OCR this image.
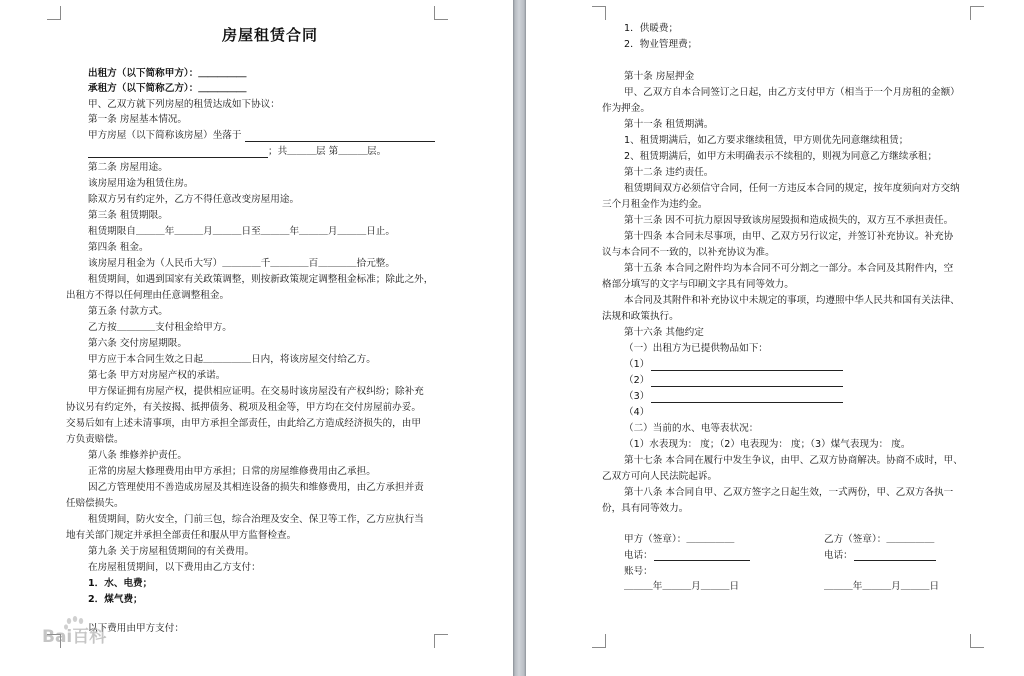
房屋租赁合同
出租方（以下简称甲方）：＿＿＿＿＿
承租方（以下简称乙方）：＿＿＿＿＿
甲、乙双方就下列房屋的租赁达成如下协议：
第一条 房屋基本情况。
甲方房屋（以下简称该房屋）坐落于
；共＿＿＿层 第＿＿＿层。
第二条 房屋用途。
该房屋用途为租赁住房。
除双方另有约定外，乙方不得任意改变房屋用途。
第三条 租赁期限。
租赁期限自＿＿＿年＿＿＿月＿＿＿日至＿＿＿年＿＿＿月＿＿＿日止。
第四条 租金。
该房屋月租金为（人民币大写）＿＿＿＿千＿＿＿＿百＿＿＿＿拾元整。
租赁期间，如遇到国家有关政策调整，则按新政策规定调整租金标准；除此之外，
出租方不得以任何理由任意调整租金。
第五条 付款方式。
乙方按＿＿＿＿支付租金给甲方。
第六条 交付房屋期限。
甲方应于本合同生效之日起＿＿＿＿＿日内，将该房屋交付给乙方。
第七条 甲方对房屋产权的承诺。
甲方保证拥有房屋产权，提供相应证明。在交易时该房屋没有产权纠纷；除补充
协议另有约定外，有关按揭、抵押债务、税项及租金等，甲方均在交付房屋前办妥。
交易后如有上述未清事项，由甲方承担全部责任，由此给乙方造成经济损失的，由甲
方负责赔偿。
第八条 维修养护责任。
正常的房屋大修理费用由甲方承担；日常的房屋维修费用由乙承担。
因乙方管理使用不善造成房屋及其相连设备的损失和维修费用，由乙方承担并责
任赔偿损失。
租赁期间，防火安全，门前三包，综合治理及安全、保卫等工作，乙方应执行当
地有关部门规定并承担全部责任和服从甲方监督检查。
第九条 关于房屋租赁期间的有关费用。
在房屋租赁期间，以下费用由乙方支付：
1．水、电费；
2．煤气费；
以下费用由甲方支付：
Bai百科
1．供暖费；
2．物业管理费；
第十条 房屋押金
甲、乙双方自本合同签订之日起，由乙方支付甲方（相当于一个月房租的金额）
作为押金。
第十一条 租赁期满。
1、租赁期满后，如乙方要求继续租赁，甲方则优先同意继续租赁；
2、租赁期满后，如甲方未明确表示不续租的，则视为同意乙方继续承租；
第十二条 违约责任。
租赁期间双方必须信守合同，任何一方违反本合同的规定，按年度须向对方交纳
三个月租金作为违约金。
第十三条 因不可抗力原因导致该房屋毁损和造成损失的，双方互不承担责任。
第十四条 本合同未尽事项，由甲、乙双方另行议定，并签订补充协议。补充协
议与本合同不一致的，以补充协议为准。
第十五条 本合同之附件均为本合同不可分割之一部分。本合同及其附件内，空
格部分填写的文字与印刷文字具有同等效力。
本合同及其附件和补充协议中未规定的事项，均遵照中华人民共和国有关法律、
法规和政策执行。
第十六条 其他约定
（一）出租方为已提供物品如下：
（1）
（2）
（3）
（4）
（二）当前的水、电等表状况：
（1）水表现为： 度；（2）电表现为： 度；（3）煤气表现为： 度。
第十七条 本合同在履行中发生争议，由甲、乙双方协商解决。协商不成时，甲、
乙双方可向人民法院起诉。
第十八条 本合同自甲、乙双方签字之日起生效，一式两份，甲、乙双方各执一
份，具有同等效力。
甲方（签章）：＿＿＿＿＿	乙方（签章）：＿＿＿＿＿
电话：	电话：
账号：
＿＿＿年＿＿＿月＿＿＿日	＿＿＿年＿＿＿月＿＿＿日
========================================
- Goal of the exercise
Where a line contains "租赁期满后", copy that line.

- Answer for the task
1、租赁期满后，如乙方要求继续租赁，甲方则优先同意继续租赁；
2、租赁期满后，如甲方未明确表示不续租的，则视为同意乙方继续承租；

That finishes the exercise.